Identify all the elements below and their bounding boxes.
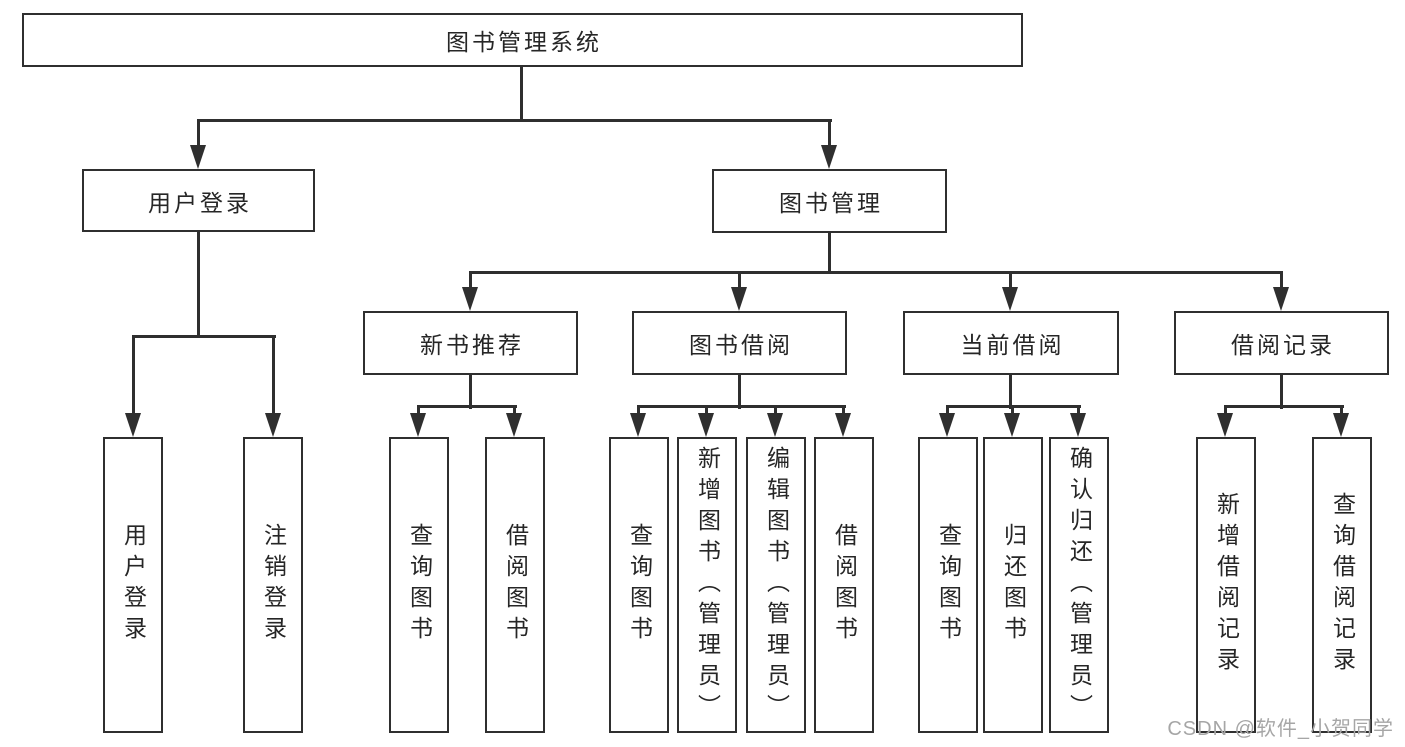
- node-label: 图书管理系统: [446, 29, 602, 55]
- node-label: 新增图书（管理员）: [694, 445, 721, 725]
- node-borrowing-records: 借阅记录: [1174, 311, 1389, 375]
- connector-line: [197, 119, 200, 149]
- node-label: 新书推荐: [420, 332, 524, 358]
- connector-line: [705, 405, 708, 414]
- node-new-book-recommend: 新书推荐: [363, 311, 578, 375]
- node-book-management: 图书管理: [712, 169, 947, 233]
- connector-line: [1280, 375, 1283, 409]
- connector-line: [417, 405, 420, 414]
- connector-line: [842, 405, 845, 414]
- node-label: 归还图书: [1000, 523, 1027, 647]
- node-label: 新增借阅记录: [1213, 492, 1240, 678]
- node-query-books-borrowing: 查询图书: [609, 437, 669, 733]
- arrowhead: [190, 145, 206, 169]
- watermark: CSDN @软件_小贺同学: [1167, 718, 1394, 740]
- connector-line: [1077, 405, 1080, 414]
- connector-line: [197, 119, 832, 122]
- node-label: 注销登录: [260, 523, 287, 647]
- node-label: 用户登录: [120, 523, 147, 647]
- node-borrow-books-leaf: 借阅图书: [814, 437, 874, 733]
- node-label: 图书借阅: [689, 332, 793, 358]
- arrowhead: [265, 413, 281, 437]
- connector-line: [637, 405, 640, 414]
- connector-line: [1009, 375, 1012, 409]
- connector-line: [946, 405, 949, 414]
- node-user-login: 用户登录: [82, 169, 315, 232]
- node-add-borrow-record: 新增借阅记录: [1196, 437, 1256, 733]
- connector-line: [828, 119, 831, 149]
- node-label: 确认归还（管理员）: [1066, 445, 1093, 725]
- connector-line: [513, 405, 516, 414]
- node-label: 当前借阅: [960, 332, 1065, 358]
- arrowhead: [410, 413, 426, 437]
- node-confirm-return-admin: 确认归还（管理员）: [1049, 437, 1109, 733]
- node-edit-books-admin: 编辑图书（管理员）: [746, 437, 806, 733]
- connector-line: [417, 405, 517, 408]
- connector-line: [197, 232, 200, 338]
- node-add-books-admin: 新增图书（管理员）: [677, 437, 737, 733]
- connector-line: [1009, 271, 1012, 289]
- node-borrow-books-recommend: 借阅图书: [485, 437, 545, 733]
- connector-line: [132, 335, 276, 338]
- node-query-books-recommend: 查询图书: [389, 437, 449, 733]
- arrowhead: [125, 413, 141, 437]
- node-current-borrowing: 当前借阅: [903, 311, 1119, 375]
- node-label: 用户登录: [148, 189, 252, 216]
- node-label: 借阅图书: [831, 523, 858, 647]
- arrowhead: [821, 145, 837, 169]
- arrowhead: [1333, 413, 1349, 437]
- arrowhead: [1070, 413, 1086, 437]
- node-label: 查询图书: [626, 523, 653, 647]
- connector-line: [738, 271, 741, 289]
- node-label: 图书管理: [779, 190, 883, 216]
- arrowhead: [731, 287, 747, 311]
- arrowhead: [835, 413, 851, 437]
- node-library-management-system: 图书管理系统: [22, 13, 1023, 67]
- connector-line: [738, 375, 741, 409]
- node-label: 查询图书: [406, 523, 433, 647]
- node-return-books: 归还图书: [983, 437, 1043, 733]
- arrowhead: [1004, 413, 1020, 437]
- node-user-login-leaf: 用户登录: [103, 437, 163, 733]
- arrowhead: [462, 287, 478, 311]
- connector-line: [469, 271, 472, 289]
- connector-line: [272, 335, 275, 415]
- arrowhead: [939, 413, 955, 437]
- connector-line: [828, 233, 831, 274]
- arrowhead: [698, 413, 714, 437]
- connector-line: [1011, 405, 1014, 414]
- connector-line: [774, 405, 777, 414]
- connector-line: [1280, 271, 1283, 289]
- arrowhead: [1273, 287, 1289, 311]
- connector-line: [1224, 405, 1227, 414]
- arrowhead: [1217, 413, 1233, 437]
- node-label: 借阅记录: [1231, 332, 1335, 358]
- connector-line: [637, 405, 846, 408]
- connector-line: [1224, 405, 1344, 408]
- node-query-books-current: 查询图书: [918, 437, 978, 733]
- connector-line: [469, 271, 1283, 274]
- node-query-borrow-record: 查询借阅记录: [1312, 437, 1372, 733]
- node-label: 查询图书: [935, 523, 962, 647]
- node-book-borrowing: 图书借阅: [632, 311, 847, 375]
- node-label: 查询借阅记录: [1329, 492, 1356, 678]
- node-label: 借阅图书: [502, 523, 529, 647]
- arrowhead: [767, 413, 783, 437]
- node-logout: 注销登录: [243, 437, 303, 733]
- connector-line: [132, 335, 135, 415]
- connector-line: [469, 375, 472, 409]
- connector-line: [520, 67, 523, 122]
- node-label: 编辑图书（管理员）: [763, 445, 790, 725]
- connector-line: [1340, 405, 1343, 414]
- arrowhead: [506, 413, 522, 437]
- arrowhead: [630, 413, 646, 437]
- arrowhead: [1002, 287, 1018, 311]
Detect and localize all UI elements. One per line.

SHORT PROBLEM
Copy out the data lines starting with the line that contains "- node-label: 图书管理系统: [446, 29, 602, 55]" and going on through the line that contains "- node-book-management: 图书管理: [712, 169, 947, 233]", reproducing each one without change.

OUTPUT OF THE EXERCISE
- node-label: 图书管理系统: [446, 29, 602, 55]
- node-label: 新增图书（管理员）: [694, 445, 721, 725]
- node-borrowing-records: 借阅记录: [1174, 311, 1389, 375]
- connector-line: [197, 119, 200, 149]
- node-label: 新书推荐: [420, 332, 524, 358]
- connector-line: [705, 405, 708, 414]
- node-new-book-recommend: 新书推荐: [363, 311, 578, 375]
- node-book-management: 图书管理: [712, 169, 947, 233]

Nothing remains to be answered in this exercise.